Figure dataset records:
────────────────

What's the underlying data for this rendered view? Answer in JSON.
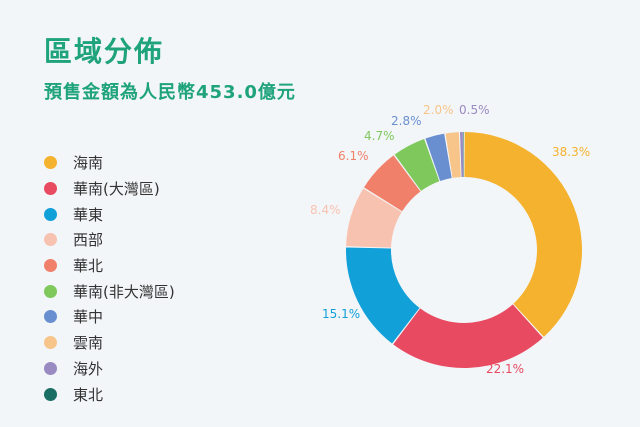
{
  "title": "區域分佈",
  "subtitle": "預售金額為人民幣453.0億元",
  "chart_data": {
    "type": "pie",
    "categories": [
      "海南",
      "華南(大灣區)",
      "華東",
      "西部",
      "華北",
      "華南(非大灣區)",
      "華中",
      "雲南",
      "海外",
      "東北"
    ],
    "values": [
      38.3,
      22.1,
      15.1,
      8.4,
      6.1,
      4.7,
      2.8,
      2.0,
      0.5,
      0.1
    ],
    "data_labels": [
      "38.3%",
      "22.1%",
      "15.1%",
      "8.4%",
      "6.1%",
      "4.7%",
      "2.8%",
      "2.0%",
      "0.5%",
      ""
    ],
    "colors": [
      "#f5b22e",
      "#e84a62",
      "#12a0d9",
      "#f8c2b0",
      "#f0806a",
      "#7ec85c",
      "#6a8fd0",
      "#f7c58a",
      "#9a8ac2",
      "#1a6e64"
    ],
    "legend_position": "left",
    "donut": true
  }
}
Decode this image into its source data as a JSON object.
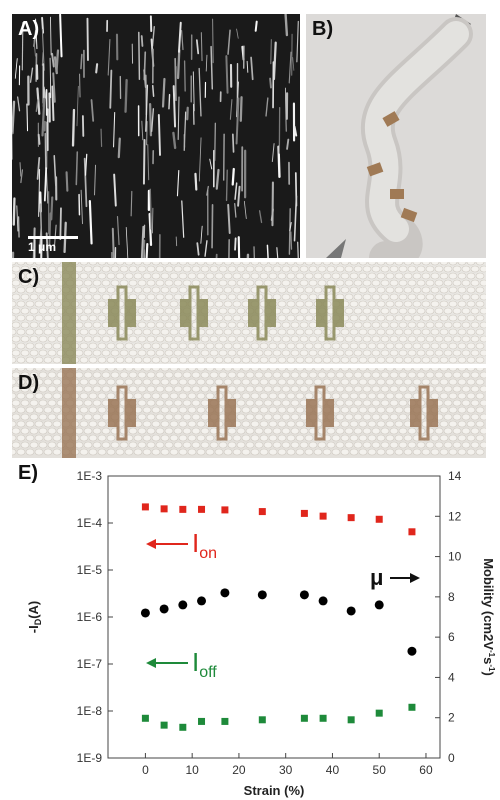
{
  "panels": {
    "a": {
      "label": "A)",
      "scalebar": "1 μm"
    },
    "b": {
      "label": "B)"
    },
    "c": {
      "label": "C)"
    },
    "d": {
      "label": "D)"
    },
    "e": {
      "label": "E)"
    }
  },
  "chart_data": {
    "type": "scatter",
    "xlabel": "Strain (%)",
    "xlim": [
      -8,
      63
    ],
    "xticks": [
      "0",
      "10",
      "20",
      "30",
      "40",
      "50",
      "60"
    ],
    "y_left": {
      "label": "-ID(A)",
      "scale": "log",
      "ticks": [
        "1E-3",
        "1E-4",
        "1E-5",
        "1E-6",
        "1E-7",
        "1E-8",
        "1E-9"
      ]
    },
    "y_right": {
      "label": "Mobility (cm2V-1s-1)",
      "lim": [
        0,
        14
      ],
      "ticks": [
        "0",
        "2",
        "4",
        "6",
        "8",
        "10",
        "12",
        "14"
      ]
    },
    "series": [
      {
        "name": "Ion",
        "axis": "left",
        "color": "#e0261c",
        "marker": "square",
        "x": [
          0,
          4,
          8,
          12,
          17,
          25,
          34,
          38,
          44,
          50,
          57
        ],
        "y": [
          0.00022,
          0.0002,
          0.000195,
          0.000195,
          0.00019,
          0.000175,
          0.00016,
          0.00014,
          0.00013,
          0.00012,
          6.5e-05
        ]
      },
      {
        "name": "μ",
        "axis": "right",
        "color": "#000000",
        "marker": "circle",
        "x": [
          0,
          4,
          8,
          12,
          17,
          25,
          34,
          38,
          44,
          50,
          57
        ],
        "y": [
          7.2,
          7.4,
          7.6,
          7.8,
          8.2,
          8.1,
          8.1,
          7.8,
          7.3,
          7.6,
          5.3
        ]
      },
      {
        "name": "Ioff",
        "axis": "left",
        "color": "#1e8a3a",
        "marker": "square",
        "x": [
          0,
          4,
          8,
          12,
          17,
          25,
          34,
          38,
          44,
          50,
          57
        ],
        "y": [
          7e-09,
          5e-09,
          4.5e-09,
          6e-09,
          6e-09,
          6.5e-09,
          7e-09,
          7e-09,
          6.5e-09,
          9e-09,
          1.2e-08
        ]
      }
    ],
    "annotations": [
      {
        "text": "I",
        "sub": "on",
        "color": "#e0261c"
      },
      {
        "text": "I",
        "sub": "off",
        "color": "#1e8a3a"
      },
      {
        "text": "μ",
        "sub": "",
        "color": "#000000"
      }
    ]
  }
}
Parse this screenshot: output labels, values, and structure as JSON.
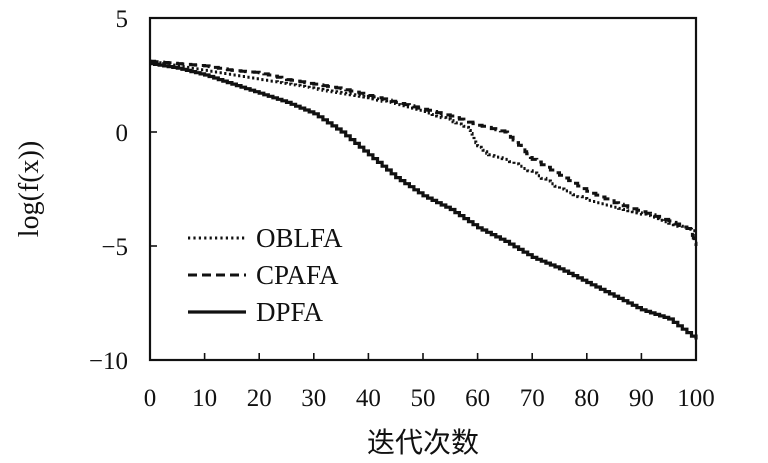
{
  "chart_data": {
    "type": "line",
    "xlabel": "迭代次数",
    "ylabel": "log(f(x))",
    "xlim": [
      0,
      100
    ],
    "ylim": [
      -10,
      5
    ],
    "xticks": [
      0,
      10,
      20,
      30,
      40,
      50,
      60,
      70,
      80,
      90,
      100
    ],
    "yticks": [
      5,
      0,
      -5,
      -10
    ],
    "ytick_labels": [
      "5",
      "0",
      "−5",
      "−10"
    ],
    "grid": false,
    "legend_position": "bottom-left",
    "series": [
      {
        "name": "OBLFA",
        "style": "dotted",
        "step": true,
        "x": [
          0,
          5,
          10,
          15,
          20,
          25,
          30,
          35,
          40,
          45,
          50,
          55,
          58,
          60,
          62,
          65,
          70,
          75,
          80,
          85,
          90,
          95,
          100
        ],
        "y": [
          3.1,
          2.9,
          2.7,
          2.5,
          2.3,
          2.1,
          1.9,
          1.7,
          1.5,
          1.2,
          0.9,
          0.5,
          0.2,
          -0.6,
          -1.0,
          -1.2,
          -1.8,
          -2.5,
          -3.0,
          -3.3,
          -3.6,
          -4.0,
          -4.4
        ]
      },
      {
        "name": "CPAFA",
        "style": "dashed",
        "step": true,
        "x": [
          0,
          5,
          10,
          15,
          20,
          25,
          30,
          35,
          40,
          45,
          50,
          55,
          60,
          65,
          68,
          70,
          75,
          80,
          85,
          90,
          95,
          99,
          100
        ],
        "y": [
          3.1,
          3.0,
          2.9,
          2.7,
          2.6,
          2.3,
          2.1,
          1.9,
          1.6,
          1.3,
          1.0,
          0.7,
          0.3,
          0.0,
          -0.7,
          -1.2,
          -1.9,
          -2.6,
          -3.1,
          -3.5,
          -3.9,
          -4.3,
          -5.0
        ]
      },
      {
        "name": "DPFA",
        "style": "solid",
        "step": true,
        "x": [
          0,
          5,
          10,
          15,
          20,
          25,
          30,
          35,
          40,
          45,
          50,
          55,
          60,
          65,
          70,
          75,
          80,
          85,
          90,
          95,
          100
        ],
        "y": [
          3.0,
          2.8,
          2.5,
          2.1,
          1.7,
          1.3,
          0.8,
          0.0,
          -1.0,
          -2.0,
          -2.8,
          -3.4,
          -4.2,
          -4.8,
          -5.5,
          -6.0,
          -6.6,
          -7.2,
          -7.8,
          -8.2,
          -9.1
        ]
      }
    ]
  }
}
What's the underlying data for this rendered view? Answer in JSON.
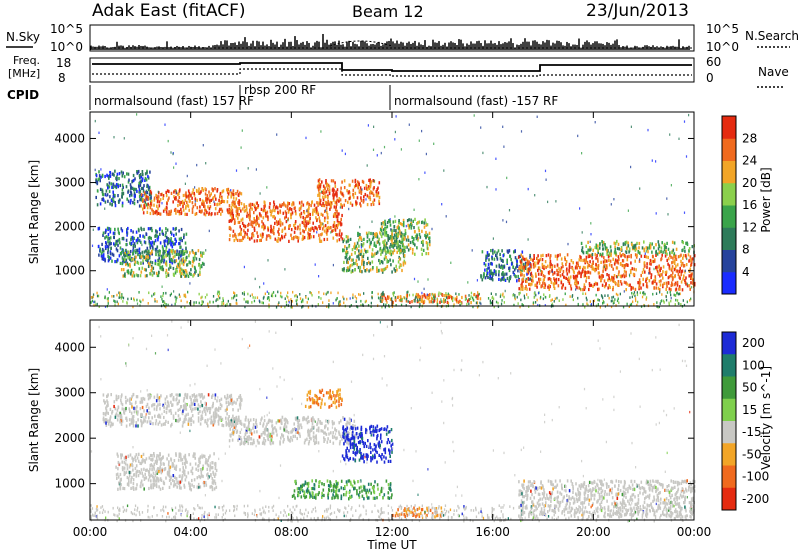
{
  "header": {
    "radar": "Adak East (fitACF)",
    "beam": "Beam 12",
    "date": "23/Jun/2013"
  },
  "top_panels": {
    "nsky_label": "N.Sky",
    "nsky_ticks": [
      "10^5",
      "10^0"
    ],
    "nsearch_label": "N.Search",
    "nsearch_ticks": [
      "10^5",
      "10^0"
    ],
    "freq_label_1": "Freq.",
    "freq_label_2": "[MHz]",
    "freq_ticks": [
      "18",
      "8"
    ],
    "nave_label": "Nave",
    "nave_ticks": [
      "60",
      "0"
    ],
    "cpid_label": "CPID",
    "cpid_segments": [
      "normalsound (fast) 157 RF",
      "rbsp 200 RF",
      "normalsound (fast) -157 RF"
    ]
  },
  "x_axis": {
    "label": "Time UT",
    "ticks": [
      "00:00",
      "04:00",
      "08:00",
      "12:00",
      "16:00",
      "20:00",
      "00:00"
    ]
  },
  "chart_data": [
    {
      "type": "heatmap",
      "title": "",
      "xlabel": "Time UT",
      "ylabel": "Slant Range [km]",
      "y_ticks": [
        1000,
        2000,
        3000,
        4000
      ],
      "ylim": [
        200,
        4600
      ],
      "colorbar_label": "Power [dB]",
      "colorbar_ticks": [
        4,
        8,
        12,
        16,
        20,
        24,
        28
      ],
      "colorbar_range": [
        0,
        30
      ],
      "colorbar_colors": [
        "#1a2cff",
        "#26439c",
        "#2e7b5a",
        "#3aa44a",
        "#8bd04c",
        "#f2a527",
        "#f06a1e",
        "#e52b10"
      ],
      "regions": [
        {
          "t": [
            0.2,
            2.4
          ],
          "r": [
            2500,
            3300
          ],
          "level": "low"
        },
        {
          "t": [
            0.3,
            3.8
          ],
          "r": [
            1200,
            2000
          ],
          "level": "low"
        },
        {
          "t": [
            1.2,
            4.5
          ],
          "r": [
            900,
            1500
          ],
          "level": "mid"
        },
        {
          "t": [
            2.0,
            6.0
          ],
          "r": [
            2300,
            2900
          ],
          "level": "high"
        },
        {
          "t": [
            5.5,
            10.0
          ],
          "r": [
            1700,
            2600
          ],
          "level": "high"
        },
        {
          "t": [
            9.0,
            11.5
          ],
          "r": [
            2500,
            3100
          ],
          "level": "high"
        },
        {
          "t": [
            10.0,
            12.5
          ],
          "r": [
            1000,
            1900
          ],
          "level": "mid"
        },
        {
          "t": [
            11.5,
            13.5
          ],
          "r": [
            1400,
            2200
          ],
          "level": "mid"
        },
        {
          "t": [
            11.5,
            15.5
          ],
          "r": [
            300,
            500
          ],
          "level": "high"
        },
        {
          "t": [
            15.5,
            17.5
          ],
          "r": [
            800,
            1500
          ],
          "level": "low"
        },
        {
          "t": [
            17.0,
            24.0
          ],
          "r": [
            600,
            1400
          ],
          "level": "high"
        },
        {
          "t": [
            19.5,
            24.0
          ],
          "r": [
            1400,
            1700
          ],
          "level": "mid"
        }
      ]
    },
    {
      "type": "heatmap",
      "title": "",
      "xlabel": "Time UT",
      "ylabel": "Slant Range [km]",
      "y_ticks": [
        1000,
        2000,
        3000,
        4000
      ],
      "ylim": [
        200,
        4600
      ],
      "colorbar_label": "Velocity [m s^-1]",
      "colorbar_ticks": [
        200,
        100,
        50,
        15,
        -15,
        -50,
        -100,
        -200
      ],
      "colorbar_colors": [
        "#1d2bd6",
        "#1f7d6b",
        "#3f9a3a",
        "#7fd04d",
        "#c8c8c4",
        "#f2a527",
        "#f06a1e",
        "#e52b10"
      ],
      "regions": [
        {
          "t": [
            0.5,
            6.0
          ],
          "r": [
            2300,
            3000
          ],
          "level": "ground"
        },
        {
          "t": [
            1.0,
            5.0
          ],
          "r": [
            900,
            1700
          ],
          "level": "ground"
        },
        {
          "t": [
            5.5,
            10.5
          ],
          "r": [
            1900,
            2500
          ],
          "level": "ground"
        },
        {
          "t": [
            8.5,
            10.0
          ],
          "r": [
            2700,
            3100
          ],
          "level": "neg"
        },
        {
          "t": [
            10.0,
            12.0
          ],
          "r": [
            1500,
            2300
          ],
          "level": "pos"
        },
        {
          "t": [
            8.0,
            12.0
          ],
          "r": [
            700,
            1100
          ],
          "level": "pos_small"
        },
        {
          "t": [
            12.0,
            14.0
          ],
          "r": [
            300,
            500
          ],
          "level": "neg"
        },
        {
          "t": [
            17.0,
            24.0
          ],
          "r": [
            300,
            1100
          ],
          "level": "ground"
        }
      ]
    }
  ]
}
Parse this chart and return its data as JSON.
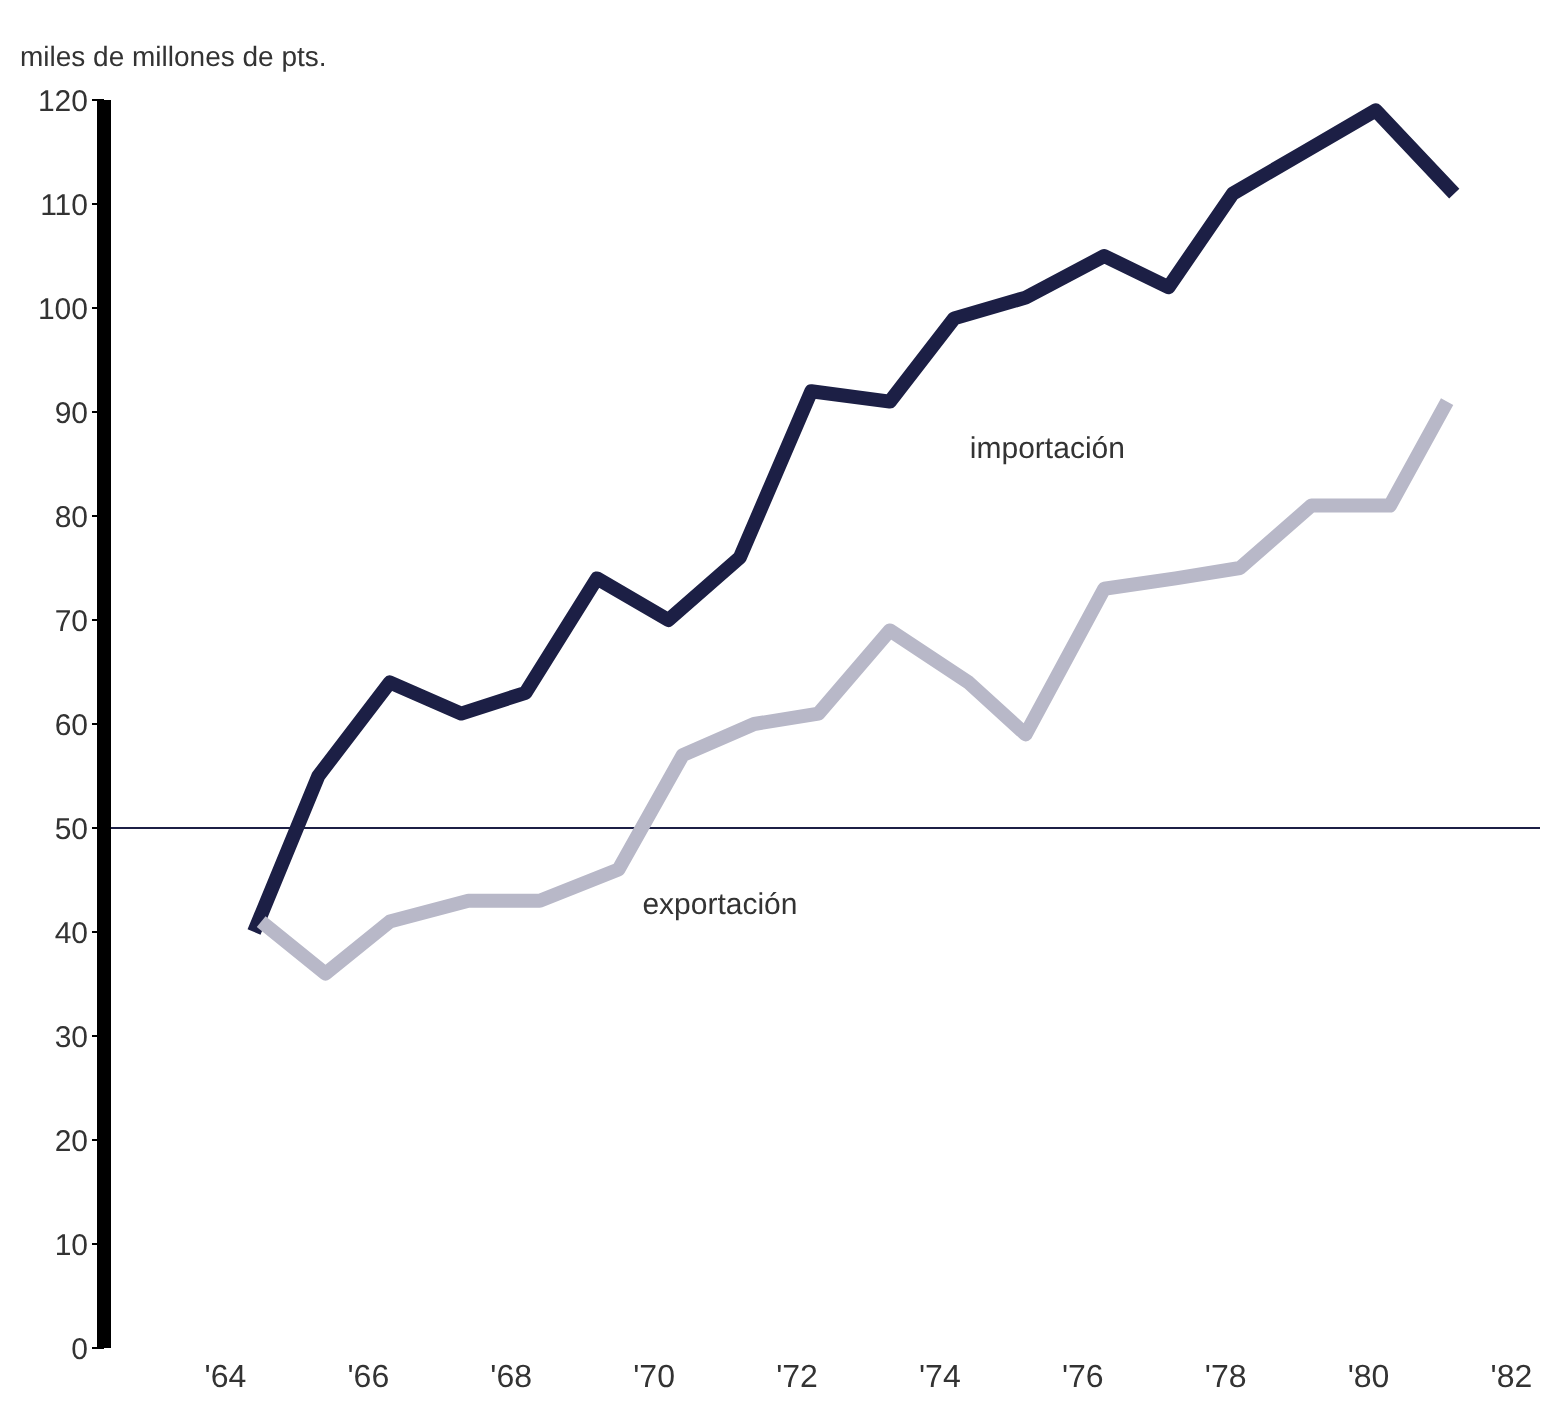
{
  "chart_data": {
    "type": "line",
    "ylabel": "miles de millones de pts.",
    "series": [
      {
        "name": "importación",
        "color": "#1c1f45",
        "x": [
          64.4,
          65.3,
          66.3,
          67.3,
          68.2,
          69.2,
          70.2,
          71.2,
          72.2,
          73.3,
          74.2,
          75.2,
          76.3,
          77.2,
          78.1,
          79.1,
          80.1,
          81.2
        ],
        "values": [
          40,
          55,
          64,
          61,
          63,
          74,
          70,
          76,
          92,
          91,
          99,
          101,
          105,
          102,
          111,
          115,
          119,
          111
        ]
      },
      {
        "name": "exportación",
        "color": "#b8b8c8",
        "x": [
          64.5,
          65.4,
          66.3,
          67.4,
          68.4,
          69.5,
          70.4,
          71.4,
          72.3,
          73.3,
          74.4,
          75.2,
          76.3,
          77.3,
          78.2,
          79.2,
          80.3,
          81.1
        ],
        "values": [
          41,
          36,
          41,
          43,
          43,
          46,
          57,
          60,
          61,
          69,
          64,
          59,
          73,
          74,
          75,
          81,
          81,
          91
        ]
      }
    ],
    "xlim": [
      62.3,
      82.4
    ],
    "xticks": [
      {
        "value": 64,
        "label": "'64"
      },
      {
        "value": 66,
        "label": "'66"
      },
      {
        "value": 68,
        "label": "'68"
      },
      {
        "value": 70,
        "label": "'70"
      },
      {
        "value": 72,
        "label": "'72"
      },
      {
        "value": 74,
        "label": "'74"
      },
      {
        "value": 76,
        "label": "'76"
      },
      {
        "value": 78,
        "label": "'78"
      },
      {
        "value": 80,
        "label": "'80"
      },
      {
        "value": 82,
        "label": "'82"
      }
    ],
    "ylim": [
      0,
      120
    ],
    "yticks": [
      0,
      10,
      20,
      30,
      40,
      50,
      60,
      70,
      80,
      90,
      100,
      110,
      120
    ],
    "ref_lines": [
      {
        "axis": "y",
        "value": 50,
        "color": "#1c1f45"
      }
    ],
    "grid": false,
    "legend": false,
    "marker": "none",
    "line_style": "solid"
  }
}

────────────────

EXERCISE DIRECTIONS:
Check every line of the data above for the string "xlabel", and copy those that have it.

RESPONSE TO THIS EXERCISE:
    "xlabel": "Strain (%)",
    "xlabel": "迭代次数",
      "xlabel": "Time UT",
      "xlabel": "Time UT",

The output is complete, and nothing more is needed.